• **THE REQUEST**: Each record is to be transcribed exactly.

• **EXERCISE DATA**:
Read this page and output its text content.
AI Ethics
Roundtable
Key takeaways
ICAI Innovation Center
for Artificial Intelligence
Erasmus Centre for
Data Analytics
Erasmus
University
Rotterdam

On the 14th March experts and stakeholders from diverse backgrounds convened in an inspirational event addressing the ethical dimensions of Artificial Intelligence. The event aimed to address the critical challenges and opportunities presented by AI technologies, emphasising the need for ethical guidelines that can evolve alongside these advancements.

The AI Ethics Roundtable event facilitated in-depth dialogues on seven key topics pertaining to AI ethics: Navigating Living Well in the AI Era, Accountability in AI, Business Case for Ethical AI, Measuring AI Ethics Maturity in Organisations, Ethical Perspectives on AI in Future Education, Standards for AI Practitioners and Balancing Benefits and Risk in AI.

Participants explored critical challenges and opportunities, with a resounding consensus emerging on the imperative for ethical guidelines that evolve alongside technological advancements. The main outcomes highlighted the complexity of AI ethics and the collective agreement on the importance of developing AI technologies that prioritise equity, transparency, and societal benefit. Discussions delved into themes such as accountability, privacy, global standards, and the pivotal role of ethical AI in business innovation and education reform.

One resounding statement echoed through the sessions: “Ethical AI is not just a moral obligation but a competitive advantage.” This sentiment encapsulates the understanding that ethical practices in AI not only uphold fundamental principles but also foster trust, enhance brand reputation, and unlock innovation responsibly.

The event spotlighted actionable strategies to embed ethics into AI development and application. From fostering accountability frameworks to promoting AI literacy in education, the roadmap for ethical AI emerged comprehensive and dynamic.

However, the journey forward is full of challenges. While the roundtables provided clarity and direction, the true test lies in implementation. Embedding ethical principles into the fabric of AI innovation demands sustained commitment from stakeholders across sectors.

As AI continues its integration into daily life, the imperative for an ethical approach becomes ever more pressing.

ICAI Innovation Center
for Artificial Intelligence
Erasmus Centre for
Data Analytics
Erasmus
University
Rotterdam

• **WORKED SOLUTION**:
Read this page and output its text content.
AI Ethics
Roundtable
Key takeaways
ICAI Innovation Center
for Artificial Intelligence
Erasmus Centre for
Data Analytics
Erasmus
University
Rotterdam

On the 14th March experts and stakeholders from diverse backgrounds convened in an inspirational event addressing the ethical dimensions of Artificial Intelligence. The event aimed to address the critical challenges and opportunities presented by AI technologies, emphasising the need for ethical guidelines that can evolve alongside these advancements.

The AI Ethics Roundtable event facilitated in-depth dialogues on seven key topics pertaining to AI ethics: Navigating Living Well in the AI Era, Accountability in AI, Business Case for Ethical AI, Measuring AI Ethics Maturity in Organisations, Ethical Perspectives on AI in Future Education, Standards for AI Practitioners and Balancing Benefits and Risk in AI.

Participants explored critical challenges and opportunities, with a resounding consensus emerging on the imperative for ethical guidelines that evolve alongside technological advancements. The main outcomes highlighted the complexity of AI ethics and the collective agreement on the importance of developing AI technologies that prioritise equity, transparency, and societal benefit. Discussions delved into themes such as accountability, privacy, global standards, and the pivotal role of ethical AI in business innovation and education reform.

One resounding statement echoed through the sessions: “Ethical AI is not just a moral obligation but a competitive advantage.” This sentiment encapsulates the understanding that ethical practices in AI not only uphold fundamental principles but also foster trust, enhance brand reputation, and unlock innovation responsibly.

The event spotlighted actionable strategies to embed ethics into AI development and application. From fostering accountability frameworks to promoting AI literacy in education, the roadmap for ethical AI emerged comprehensive and dynamic.

However, the journey forward is full of challenges. While the roundtables provided clarity and direction, the true test lies in implementation. Embedding ethical principles into the fabric of AI innovation demands sustained commitment from stakeholders across sectors.

As AI continues its integration into daily life, the imperative for an ethical approach becomes ever more pressing.

ICAI Innovation Center
for Artificial Intelligence
Erasmus Centre for
Data Analytics
Erasmus
University
Rotterdam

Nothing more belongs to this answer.